### THE INPUT:

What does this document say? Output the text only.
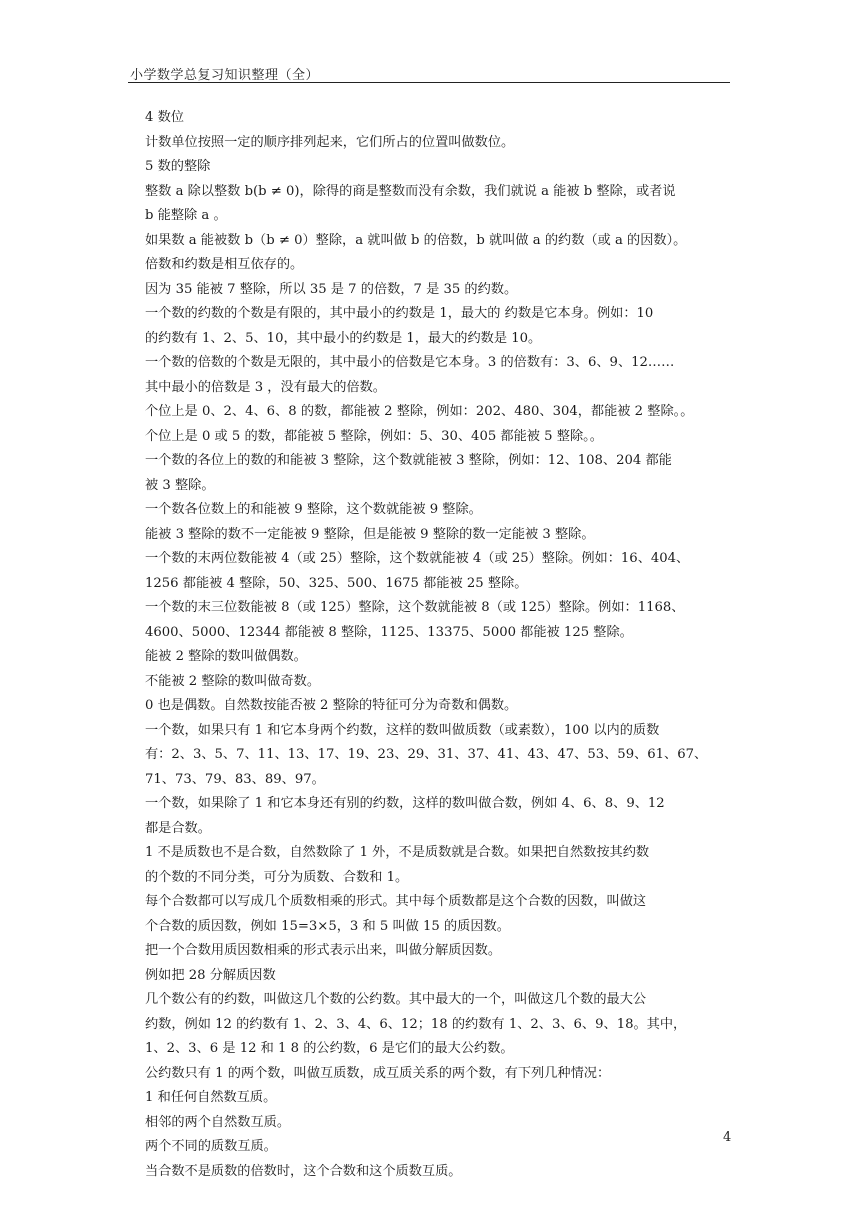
小学数学总复习知识整理（全）
4 数位
计数单位按照一定的顺序排列起来，它们所占的位置叫做数位。
5 数的整除
整数 a 除以整数 b(b ≠ 0)，除得的商是整数而没有余数，我们就说 a 能被 b 整除，或者说
b 能整除 a 。
如果数 a 能被数 b（b ≠ 0）整除，a 就叫做 b 的倍数，b 就叫做 a 的约数（或 a 的因数）。
倍数和约数是相互依存的。
因为 35 能被 7 整除，所以 35 是 7 的倍数，7 是 35 的约数。
一个数的约数的个数是有限的，其中最小的约数是 1，最大的 约数是它本身。例如：10
的约数有 1、2、5、10，其中最小的约数是 1，最大的约数是 10。
一个数的倍数的个数是无限的，其中最小的倍数是它本身。3 的倍数有：3、6、9、12……
其中最小的倍数是 3 ，没有最大的倍数。
个位上是 0、2、4、6、8 的数，都能被 2 整除，例如：202、480、304，都能被 2 整除。。
个位上是 0 或 5 的数，都能被 5 整除，例如：5、30、405 都能被 5 整除。。
一个数的各位上的数的和能被 3 整除，这个数就能被 3 整除，例如：12、108、204 都能
被 3 整除。
一个数各位数上的和能被 9 整除，这个数就能被 9 整除。
能被 3 整除的数不一定能被 9 整除，但是能被 9 整除的数一定能被 3 整除。
一个数的末两位数能被 4（或 25）整除，这个数就能被 4（或 25）整除。例如：16、404、
1256 都能被 4 整除，50、325、500、1675 都能被 25 整除。
一个数的末三位数能被 8（或 125）整除，这个数就能被 8（或 125）整除。例如：1168、
4600、5000、12344 都能被 8 整除，1125、13375、5000 都能被 125 整除。
能被 2 整除的数叫做偶数。
不能被 2 整除的数叫做奇数。
0 也是偶数。自然数按能否被 2 整除的特征可分为奇数和偶数。
一个数，如果只有 1 和它本身两个约数，这样的数叫做质数（或素数），100 以内的质数
有：2、3、5、7、11、13、17、19、23、29、31、37、41、43、47、53、59、61、67、
71、73、79、83、89、97。
一个数，如果除了 1 和它本身还有别的约数，这样的数叫做合数，例如 4、6、8、9、12
都是合数。
1 不是质数也不是合数，自然数除了 1 外，不是质数就是合数。如果把自然数按其约数
的个数的不同分类，可分为质数、合数和 1。
每个合数都可以写成几个质数相乘的形式。其中每个质数都是这个合数的因数，叫做这
个合数的质因数，例如 15=3×5，3 和 5 叫做 15 的质因数。
把一个合数用质因数相乘的形式表示出来，叫做分解质因数。
例如把 28 分解质因数
几个数公有的约数，叫做这几个数的公约数。其中最大的一个，叫做这几个数的最大公
约数，例如 12 的约数有 1、2、3、4、6、12；18 的约数有 1、2、3、6、9、18。其中，
1、2、3、6 是 12 和 1 8 的公约数，6 是它们的最大公约数。
公约数只有 1 的两个数，叫做互质数，成互质关系的两个数，有下列几种情况：
1 和任何自然数互质。
相邻的两个自然数互质。
两个不同的质数互质。
当合数不是质数的倍数时，这个合数和这个质数互质。
4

### TASK TO COMPLETE:
Copy the records above exactly, omitting every picture.

### CORRECT RESULT:
What does this document say? Output the text only.
小学数学总复习知识整理（全）
4 数位
计数单位按照一定的顺序排列起来，它们所占的位置叫做数位。
5 数的整除
整数 a 除以整数 b(b ≠ 0)，除得的商是整数而没有余数，我们就说 a 能被 b 整除，或者说
b 能整除 a 。
如果数 a 能被数 b（b ≠ 0）整除，a 就叫做 b 的倍数，b 就叫做 a 的约数（或 a 的因数）。
倍数和约数是相互依存的。
因为 35 能被 7 整除，所以 35 是 7 的倍数，7 是 35 的约数。
一个数的约数的个数是有限的，其中最小的约数是 1，最大的 约数是它本身。例如：10
的约数有 1、2、5、10，其中最小的约数是 1，最大的约数是 10。
一个数的倍数的个数是无限的，其中最小的倍数是它本身。3 的倍数有：3、6、9、12……
其中最小的倍数是 3 ，没有最大的倍数。
个位上是 0、2、4、6、8 的数，都能被 2 整除，例如：202、480、304，都能被 2 整除。。
个位上是 0 或 5 的数，都能被 5 整除，例如：5、30、405 都能被 5 整除。。
一个数的各位上的数的和能被 3 整除，这个数就能被 3 整除，例如：12、108、204 都能
被 3 整除。
一个数各位数上的和能被 9 整除，这个数就能被 9 整除。
能被 3 整除的数不一定能被 9 整除，但是能被 9 整除的数一定能被 3 整除。
一个数的末两位数能被 4（或 25）整除，这个数就能被 4（或 25）整除。例如：16、404、
1256 都能被 4 整除，50、325、500、1675 都能被 25 整除。
一个数的末三位数能被 8（或 125）整除，这个数就能被 8（或 125）整除。例如：1168、
4600、5000、12344 都能被 8 整除，1125、13375、5000 都能被 125 整除。
能被 2 整除的数叫做偶数。
不能被 2 整除的数叫做奇数。
0 也是偶数。自然数按能否被 2 整除的特征可分为奇数和偶数。
一个数，如果只有 1 和它本身两个约数，这样的数叫做质数（或素数），100 以内的质数
有：2、3、5、7、11、13、17、19、23、29、31、37、41、43、47、53、59、61、67、
71、73、79、83、89、97。
一个数，如果除了 1 和它本身还有别的约数，这样的数叫做合数，例如 4、6、8、9、12
都是合数。
1 不是质数也不是合数，自然数除了 1 外，不是质数就是合数。如果把自然数按其约数
的个数的不同分类，可分为质数、合数和 1。
每个合数都可以写成几个质数相乘的形式。其中每个质数都是这个合数的因数，叫做这
个合数的质因数，例如 15=3×5，3 和 5 叫做 15 的质因数。
把一个合数用质因数相乘的形式表示出来，叫做分解质因数。
例如把 28 分解质因数
几个数公有的约数，叫做这几个数的公约数。其中最大的一个，叫做这几个数的最大公
约数，例如 12 的约数有 1、2、3、4、6、12；18 的约数有 1、2、3、6、9、18。其中，
1、2、3、6 是 12 和 1 8 的公约数，6 是它们的最大公约数。
公约数只有 1 的两个数，叫做互质数，成互质关系的两个数，有下列几种情况：
1 和任何自然数互质。
相邻的两个自然数互质。
两个不同的质数互质。
当合数不是质数的倍数时，这个合数和这个质数互质。
4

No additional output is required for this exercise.